§ VOTRE TÂCHE
Pouvez-vous recopier le passage du texte sur Latif Pedram en commençant à "Il a 14 ans" et en terminant à "vécu pire peut-être.", tout en substituant "repère" à "modèle" ?

La première fois que j'ai entendu Latif Pedram, il parlait de la langue persane comme langue de résistance ; c'était le 7 octobre 2001, le jour où les bombardements américains commençaient sur l'Afghanistan.

La résistance c'est la vie de Latif, à la fois dans la réalité quotidienne de 23 ans de guerre, dans ses fonctions d'enseignant, de journaliste, d'essayiste, de directeur de bibliothèque, de poète et de porte-parole du Mouvement National pour le Congrès d'Afghanistan.

Il a 14 ans lorsque ses premiers poèmes sont publiés : c'est pendant l'occupation soviétique ; Latif s'est engagé tôt et il a maintenu cet engagement jusqu'à la dernière heure, jusqu'à ce qu'il soit obligé de partir il y a 3 ans.

À ce titre, il devenu un modèle, un sage que l'on consulte depuis l'Afghanistan.

Ne vous fiez pas à sa jeunesse, cet homme a vu, vécu ce que sans doute peu de personnes ont vu et vécu, mais il garde toujours sa discrétion et sa modestie d'homme ordinaire pour dire que d'autres ont vu et vécu pire peut-être.

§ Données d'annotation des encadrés
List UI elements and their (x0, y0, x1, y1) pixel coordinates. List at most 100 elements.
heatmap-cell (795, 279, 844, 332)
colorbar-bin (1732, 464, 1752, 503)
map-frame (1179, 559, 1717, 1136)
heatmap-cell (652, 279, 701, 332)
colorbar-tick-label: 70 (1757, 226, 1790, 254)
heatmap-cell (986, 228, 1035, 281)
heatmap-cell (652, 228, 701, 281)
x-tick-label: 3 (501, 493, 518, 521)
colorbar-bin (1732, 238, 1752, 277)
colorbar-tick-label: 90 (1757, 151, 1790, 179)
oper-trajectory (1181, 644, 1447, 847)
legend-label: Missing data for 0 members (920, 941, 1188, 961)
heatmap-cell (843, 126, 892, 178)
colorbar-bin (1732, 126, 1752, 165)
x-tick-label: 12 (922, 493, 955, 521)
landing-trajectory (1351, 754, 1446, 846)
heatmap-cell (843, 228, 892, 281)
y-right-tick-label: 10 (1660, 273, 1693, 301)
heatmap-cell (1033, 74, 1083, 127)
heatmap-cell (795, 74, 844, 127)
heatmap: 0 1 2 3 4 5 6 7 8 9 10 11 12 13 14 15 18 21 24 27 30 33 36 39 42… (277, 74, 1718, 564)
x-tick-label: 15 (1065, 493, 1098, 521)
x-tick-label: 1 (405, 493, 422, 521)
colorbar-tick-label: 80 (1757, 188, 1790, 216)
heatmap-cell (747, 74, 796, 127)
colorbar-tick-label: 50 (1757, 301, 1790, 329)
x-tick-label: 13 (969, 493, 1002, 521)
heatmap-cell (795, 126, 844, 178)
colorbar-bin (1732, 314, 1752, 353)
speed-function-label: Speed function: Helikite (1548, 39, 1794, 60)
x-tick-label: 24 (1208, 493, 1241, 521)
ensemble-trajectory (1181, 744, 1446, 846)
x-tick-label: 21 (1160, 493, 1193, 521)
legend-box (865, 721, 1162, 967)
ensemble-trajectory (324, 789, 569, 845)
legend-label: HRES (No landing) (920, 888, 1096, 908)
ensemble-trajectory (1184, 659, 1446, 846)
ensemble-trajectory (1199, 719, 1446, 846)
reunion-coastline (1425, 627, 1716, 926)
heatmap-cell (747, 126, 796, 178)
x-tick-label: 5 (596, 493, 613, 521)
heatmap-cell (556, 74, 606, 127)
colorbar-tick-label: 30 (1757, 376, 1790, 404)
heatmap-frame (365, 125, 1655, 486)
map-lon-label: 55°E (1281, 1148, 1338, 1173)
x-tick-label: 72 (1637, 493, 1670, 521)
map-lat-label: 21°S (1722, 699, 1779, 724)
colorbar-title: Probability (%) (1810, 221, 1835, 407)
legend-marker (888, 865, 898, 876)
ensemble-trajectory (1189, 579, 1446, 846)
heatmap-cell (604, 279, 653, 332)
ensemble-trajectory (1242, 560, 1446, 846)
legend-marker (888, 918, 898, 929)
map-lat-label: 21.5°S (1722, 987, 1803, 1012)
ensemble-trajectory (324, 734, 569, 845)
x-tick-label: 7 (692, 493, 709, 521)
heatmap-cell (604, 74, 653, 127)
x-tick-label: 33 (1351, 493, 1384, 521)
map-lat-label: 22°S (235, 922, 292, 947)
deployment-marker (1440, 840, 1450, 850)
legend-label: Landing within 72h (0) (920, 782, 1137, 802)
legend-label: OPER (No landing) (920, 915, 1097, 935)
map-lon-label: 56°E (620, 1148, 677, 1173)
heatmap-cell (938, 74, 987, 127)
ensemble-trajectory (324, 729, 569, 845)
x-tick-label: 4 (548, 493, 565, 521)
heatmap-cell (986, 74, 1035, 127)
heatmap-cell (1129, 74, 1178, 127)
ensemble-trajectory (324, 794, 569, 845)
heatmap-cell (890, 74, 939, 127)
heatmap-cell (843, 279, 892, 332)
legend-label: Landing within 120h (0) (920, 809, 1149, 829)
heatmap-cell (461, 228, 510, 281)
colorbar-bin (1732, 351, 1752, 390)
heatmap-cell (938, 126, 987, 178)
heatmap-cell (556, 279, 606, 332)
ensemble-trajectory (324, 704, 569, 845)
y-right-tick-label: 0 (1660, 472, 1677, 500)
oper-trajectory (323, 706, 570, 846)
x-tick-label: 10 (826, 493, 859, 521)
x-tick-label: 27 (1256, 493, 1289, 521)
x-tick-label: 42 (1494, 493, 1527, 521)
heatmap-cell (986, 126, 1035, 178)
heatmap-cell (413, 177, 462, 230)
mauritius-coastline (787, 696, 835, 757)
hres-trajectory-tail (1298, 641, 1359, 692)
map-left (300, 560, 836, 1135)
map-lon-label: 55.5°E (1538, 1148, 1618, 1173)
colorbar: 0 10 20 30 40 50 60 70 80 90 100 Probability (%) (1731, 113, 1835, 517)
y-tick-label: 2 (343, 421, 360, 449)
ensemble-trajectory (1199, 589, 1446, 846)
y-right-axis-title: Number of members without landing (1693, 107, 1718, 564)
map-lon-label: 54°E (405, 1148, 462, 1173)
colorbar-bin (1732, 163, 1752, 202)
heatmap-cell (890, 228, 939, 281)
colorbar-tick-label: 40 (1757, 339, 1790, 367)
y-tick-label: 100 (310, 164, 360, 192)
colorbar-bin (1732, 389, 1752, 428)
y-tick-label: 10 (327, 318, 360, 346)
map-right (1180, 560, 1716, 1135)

§ RÉSULTAT ATTENDU
Il a 14 ans lorsque ses premiers poèmes sont publiés : c'est pendant l'occupation soviétique ; Latif s'est engagé tôt et il a maintenu cet engagement jusqu'à la dernière heure, jusqu'à ce qu'il soit obligé de partir il y a 3 ans.

À ce titre, il devenu un repère, un sage que l'on consulte depuis l'Afghanistan.

Ne vous fiez pas à sa jeunesse, cet homme a vu, vécu ce que sans doute peu de personnes ont vu et vécu, mais il garde toujours sa discrétion et sa modestie d'homme ordinaire pour dire que d'autres ont vu et vécu pire peut-être.